Provided information —

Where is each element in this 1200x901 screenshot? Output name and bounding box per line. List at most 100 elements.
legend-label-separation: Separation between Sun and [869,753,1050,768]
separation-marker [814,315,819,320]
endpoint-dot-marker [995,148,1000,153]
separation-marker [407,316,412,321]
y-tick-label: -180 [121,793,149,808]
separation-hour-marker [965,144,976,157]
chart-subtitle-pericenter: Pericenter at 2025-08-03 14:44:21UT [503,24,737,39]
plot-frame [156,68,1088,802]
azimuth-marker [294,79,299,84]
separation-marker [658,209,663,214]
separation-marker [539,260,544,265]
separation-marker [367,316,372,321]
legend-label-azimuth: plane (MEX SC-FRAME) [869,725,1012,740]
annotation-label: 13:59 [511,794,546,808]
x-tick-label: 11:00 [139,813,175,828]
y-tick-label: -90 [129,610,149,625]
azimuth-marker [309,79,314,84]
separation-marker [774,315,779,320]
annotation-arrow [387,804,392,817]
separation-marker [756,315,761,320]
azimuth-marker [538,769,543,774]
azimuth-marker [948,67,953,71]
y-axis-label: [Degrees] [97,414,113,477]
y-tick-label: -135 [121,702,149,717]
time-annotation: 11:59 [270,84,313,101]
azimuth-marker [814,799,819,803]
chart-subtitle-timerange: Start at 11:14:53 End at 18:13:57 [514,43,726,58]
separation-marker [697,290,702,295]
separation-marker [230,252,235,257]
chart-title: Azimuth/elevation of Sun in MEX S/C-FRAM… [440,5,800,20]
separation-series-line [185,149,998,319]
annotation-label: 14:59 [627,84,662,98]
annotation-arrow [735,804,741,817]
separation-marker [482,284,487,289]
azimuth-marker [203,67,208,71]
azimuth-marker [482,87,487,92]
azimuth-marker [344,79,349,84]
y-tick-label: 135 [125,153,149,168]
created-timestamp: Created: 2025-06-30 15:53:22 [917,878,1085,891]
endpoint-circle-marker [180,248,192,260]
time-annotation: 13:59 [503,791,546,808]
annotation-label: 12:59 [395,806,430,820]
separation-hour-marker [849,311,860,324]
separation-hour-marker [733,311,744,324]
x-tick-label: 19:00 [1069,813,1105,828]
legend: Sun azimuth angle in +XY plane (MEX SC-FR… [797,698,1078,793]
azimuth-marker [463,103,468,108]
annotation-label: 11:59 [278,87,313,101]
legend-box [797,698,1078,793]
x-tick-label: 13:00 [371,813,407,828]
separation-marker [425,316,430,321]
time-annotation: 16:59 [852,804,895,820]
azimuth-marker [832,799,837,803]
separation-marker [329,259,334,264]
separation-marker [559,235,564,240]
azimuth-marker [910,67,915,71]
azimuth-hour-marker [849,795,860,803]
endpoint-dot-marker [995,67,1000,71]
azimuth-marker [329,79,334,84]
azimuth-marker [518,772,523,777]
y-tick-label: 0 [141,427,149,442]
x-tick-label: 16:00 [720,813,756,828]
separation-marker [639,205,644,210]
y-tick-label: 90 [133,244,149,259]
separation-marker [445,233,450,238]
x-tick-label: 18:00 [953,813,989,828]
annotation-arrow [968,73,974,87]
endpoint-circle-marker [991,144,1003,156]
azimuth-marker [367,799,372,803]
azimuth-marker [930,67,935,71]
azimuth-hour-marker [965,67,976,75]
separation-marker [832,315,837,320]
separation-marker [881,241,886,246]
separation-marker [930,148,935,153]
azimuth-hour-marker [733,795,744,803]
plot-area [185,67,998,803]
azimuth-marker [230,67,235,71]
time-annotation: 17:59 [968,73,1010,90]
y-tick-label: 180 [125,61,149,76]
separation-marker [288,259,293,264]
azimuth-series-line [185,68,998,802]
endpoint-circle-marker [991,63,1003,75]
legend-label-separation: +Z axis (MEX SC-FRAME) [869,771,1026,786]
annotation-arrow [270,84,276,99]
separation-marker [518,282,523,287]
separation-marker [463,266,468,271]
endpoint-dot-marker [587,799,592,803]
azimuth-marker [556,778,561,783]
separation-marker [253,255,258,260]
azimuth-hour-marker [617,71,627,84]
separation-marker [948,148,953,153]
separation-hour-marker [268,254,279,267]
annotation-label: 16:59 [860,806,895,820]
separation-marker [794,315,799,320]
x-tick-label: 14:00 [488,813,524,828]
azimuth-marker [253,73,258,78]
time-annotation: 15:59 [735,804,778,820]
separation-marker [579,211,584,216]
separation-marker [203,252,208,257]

Work to be completed — Can you arrange the material from its first line to the line with "endpoint-dot-marker [995,148,1000,153]", both ends included, as a Markdown table with the columns Row and Line text, leaving out any blank lines?

Exercise answer —
| Row | Line text |
|---|---|
| 1 | Where is each element in this 1200x901 screenshot? Output name and bounding box per line. List at most 100 elements. |
| 2 | legend-label-separation: Separation between Sun and [869,753,1050,768] |
| 3 | separation-marker [814,315,819,320] |
| 4 | endpoint-dot-marker [995,148,1000,153] |